• What is needed
Reproduce the records. Keep every word exact and include no images.

• Task inputs

********************

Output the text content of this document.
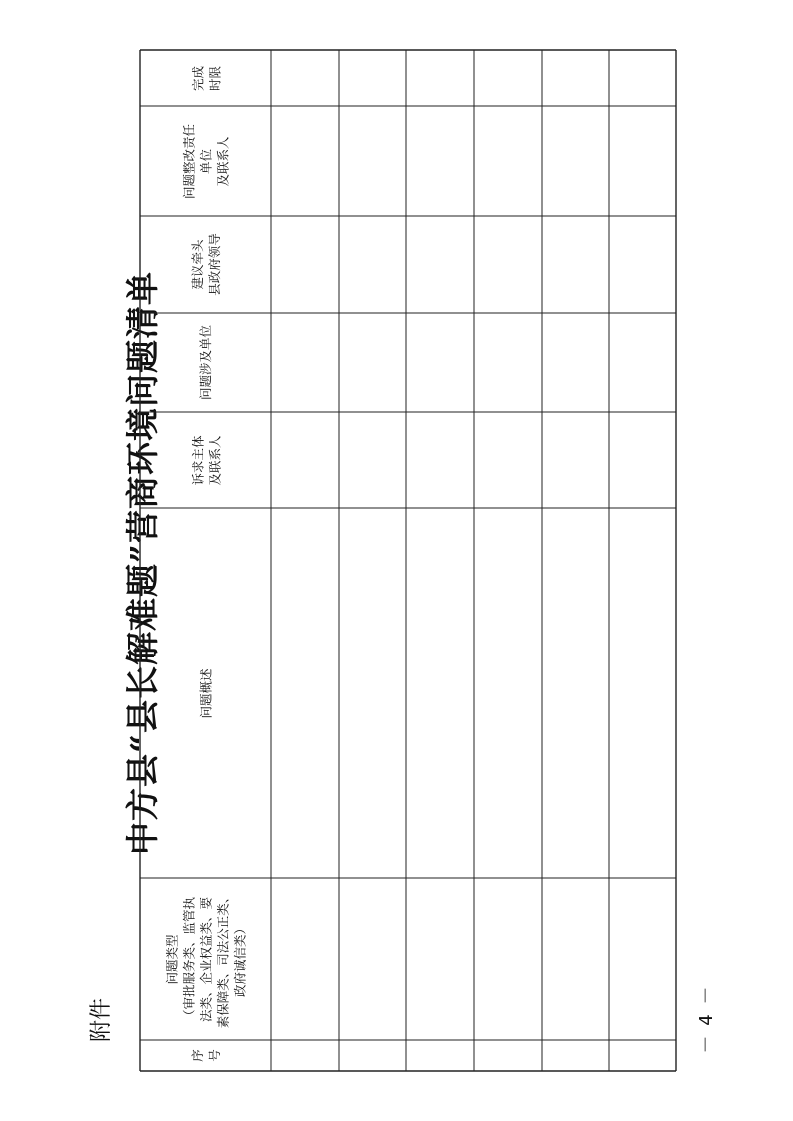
附件	－ 4 －
中方县“县长解难题”营商环境问题清单
完成 时限
问题整改责任 单位 及联系人
建议牵头 县政府领导
问题涉及单位
诉求主体 及联系人
问题概述
问题类型 （审批服务类、监管执 法类、企业权益类、要 素保障类、司法公正类、 政府诚信类）
序 号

********************

• Written reply
Output the text content of this document.
附件	－ 4 －
中方县“县长解难题”营商环境问题清单
完成 时限
问题整改责任 单位 及联系人
建议牵头 县政府领导
问题涉及单位
诉求主体 及联系人
问题概述
问题类型 （审批服务类、监管执 法类、企业权益类、要 素保障类、司法公正类、 政府诚信类）
序 号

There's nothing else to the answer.